[Structured page parsing data]

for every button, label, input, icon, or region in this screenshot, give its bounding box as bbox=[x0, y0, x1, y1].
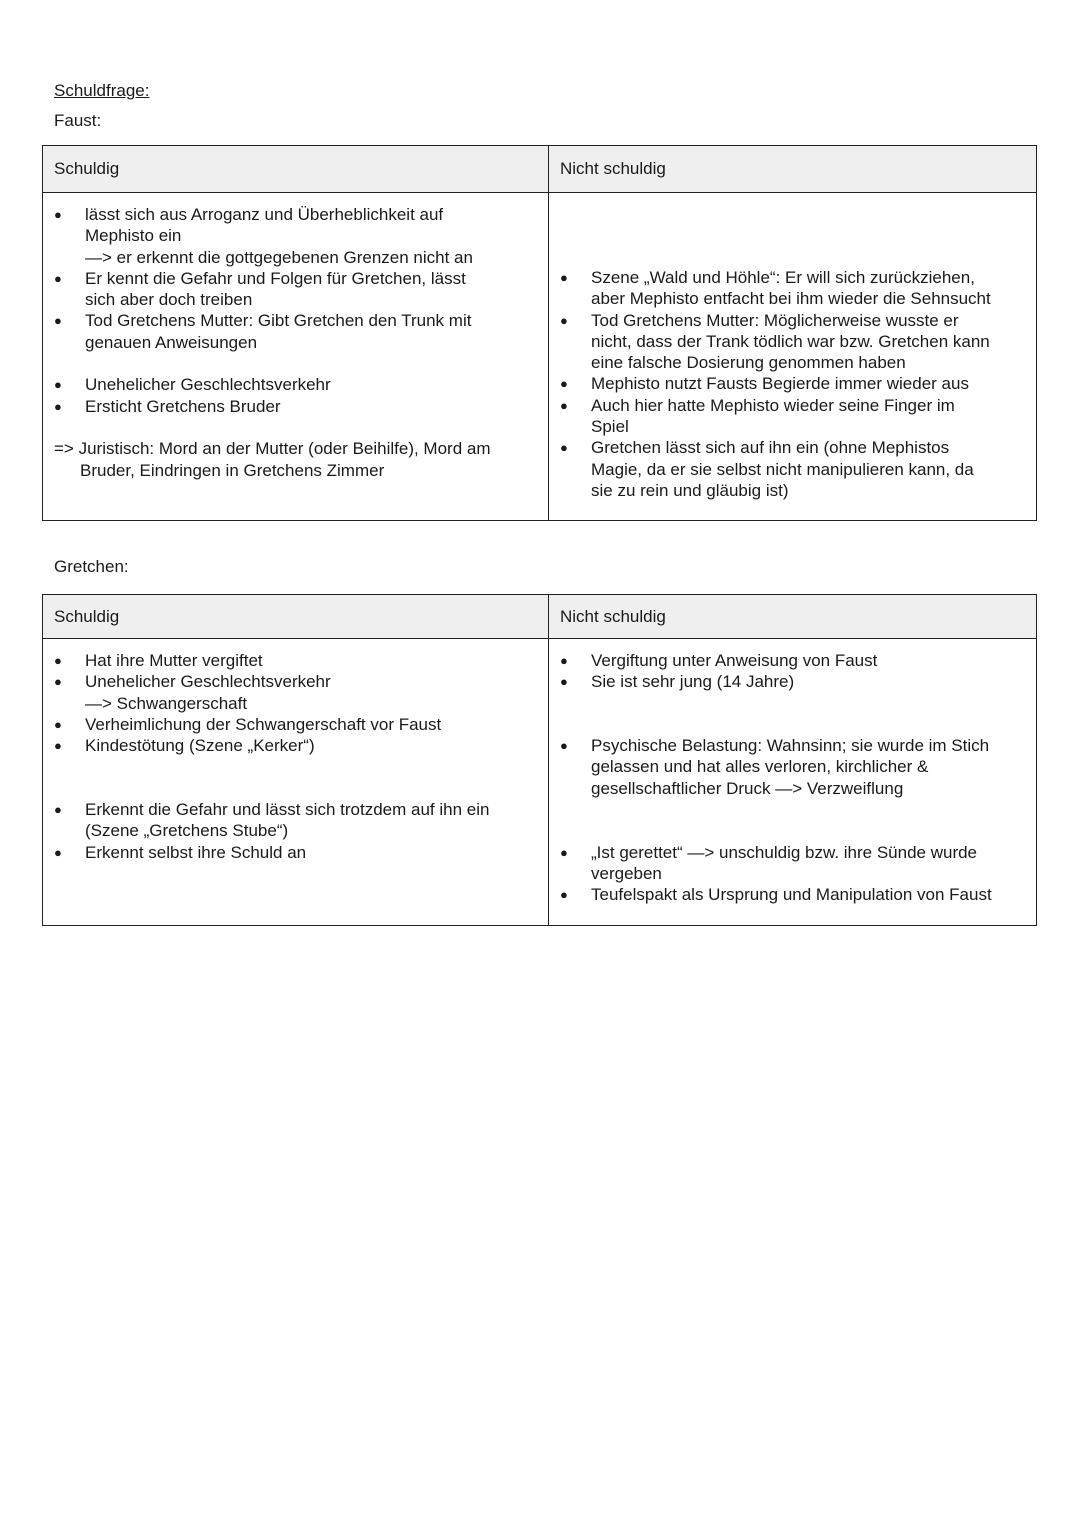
legal-note: => Juristisch: Mord an der Mutter (oder Beihilfe), Mord am Bruder, Eindringen in Gretchens Zimmer bbox=[54, 439, 491, 480]
list-item: ● „Ist gerettet“ —> unschuldig bzw. ihre Sünde wurde vergeben bbox=[560, 842, 978, 883]
list-item: ● Tod Gretchens Mutter: Möglicherweise wusste er nicht, dass der Trank tödlich war bzw. Gretchen kann eine falsche Dosierung genommen haben bbox=[560, 310, 990, 373]
list-item: ● Erkennt selbst ihre Schuld an bbox=[54, 842, 307, 862]
list-item: ● Hat ihre Mutter vergiftet bbox=[54, 651, 263, 670]
bullet-icon: ● bbox=[54, 313, 62, 329]
section-label-faust: Faust: bbox=[54, 111, 102, 130]
list-item: ● Sie ist sehr jung (14 Jahre) bbox=[560, 672, 795, 692]
list-item: ● Tod Gretchens Mutter: Gibt Gretchen den Trunk mit genauen Anweisungen bbox=[54, 311, 472, 352]
bullet-icon: ● bbox=[54, 270, 62, 286]
bullet-icon: ● bbox=[54, 674, 62, 690]
gretchen-table bbox=[42, 594, 1037, 926]
gretchen-guilty-cell bbox=[43, 639, 549, 926]
list-item: ● Ersticht Gretchens Bruder bbox=[54, 396, 281, 416]
bullet-icon: ● bbox=[54, 716, 62, 732]
list-item: ● Unehelicher Geschlechtsverkehr bbox=[54, 375, 331, 395]
bullet-icon: ● bbox=[54, 844, 62, 860]
bullet-icon: ● bbox=[560, 674, 568, 690]
bullet-icon: ● bbox=[560, 312, 568, 328]
list-item: ● lässt sich aus Arroganz und Überheblichkeit auf Mephisto ein —> er erkennt die gottgegebenen Grenzen nicht an bbox=[54, 205, 473, 267]
faust-header-not-guilty: Nicht schuldig bbox=[549, 146, 1037, 193]
list-item: ● Verheimlichung der Schwangerschaft vor Faust bbox=[54, 714, 442, 734]
gretchen-header-guilty: Schuldig bbox=[43, 595, 549, 639]
list-item: ● Unehelicher Geschlechtsverkehr —> Schwangerschaft bbox=[54, 672, 331, 713]
list-item: ● Teufelspakt als Ursprung und Manipulation von Faust bbox=[560, 885, 992, 905]
section-label-gretchen: Gretchen: bbox=[54, 557, 129, 576]
bullet-icon: ● bbox=[54, 377, 62, 393]
bullet-icon: ● bbox=[54, 398, 62, 414]
bullet-icon: ● bbox=[560, 397, 568, 413]
page-title: Schuldfrage: bbox=[54, 81, 150, 100]
list-item: ● Er kennt die Gefahr und Folgen für Gretchen, lässt sich aber doch treiben bbox=[54, 268, 466, 310]
list-item: ● Kindestötung (Szene „Kerker“) bbox=[54, 736, 315, 756]
list-item: ● Vergiftung unter Anweisung von Faust bbox=[560, 651, 878, 670]
list-item: ● Erkennt die Gefahr und lässt sich trotzdem auf ihn ein (Szene „Gretchens Stube“) bbox=[54, 800, 490, 841]
faust-guilty-cell bbox=[43, 193, 549, 521]
faust-not-guilty-cell bbox=[549, 193, 1037, 521]
bullet-icon: ● bbox=[54, 802, 62, 818]
bullet-icon: ● bbox=[560, 844, 568, 860]
bullet-icon: ● bbox=[560, 653, 568, 668]
bullet-icon: ● bbox=[54, 207, 62, 222]
bullet-icon: ● bbox=[560, 376, 568, 392]
bullet-icon: ● bbox=[54, 653, 62, 668]
bullet-icon: ● bbox=[560, 440, 568, 456]
bullet-icon: ● bbox=[560, 738, 568, 754]
bullet-icon: ● bbox=[560, 270, 568, 285]
list-item: ● Gretchen lässt sich auf ihn ein (ohne Mephistos Magie, da er sie selbst nicht manipulieren kann, da sie zu rein und gläubig ist) bbox=[560, 438, 974, 500]
faust-table bbox=[42, 145, 1037, 521]
bullet-icon: ● bbox=[560, 887, 568, 903]
gretchen-not-guilty-cell bbox=[549, 639, 1037, 926]
bullet-icon: ● bbox=[54, 738, 62, 754]
list-item: ● Psychische Belastung: Wahnsinn; sie wurde im Stich gelassen und hat alles verloren, kirchlicher & gesellschaftlicher Druck —> Verzweiflung bbox=[560, 736, 990, 798]
list-item: ● Mephisto nutzt Fausts Begierde immer wieder aus bbox=[560, 374, 969, 394]
list-item: ● Auch hier hatte Mephisto wieder seine Finger im Spiel bbox=[560, 395, 955, 437]
faust-header-guilty: Schuldig bbox=[43, 146, 549, 193]
gretchen-header-not-guilty: Nicht schuldig bbox=[549, 595, 1037, 639]
list-item: ● Szene „Wald und Höhle“: Er will sich zurückziehen, aber Mephisto entfacht bei ihm wieder die Sehnsucht bbox=[560, 268, 991, 309]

Assigned task:
Find every line in the records that has the string "header", then state how many there are and nothing else.

Task response:
4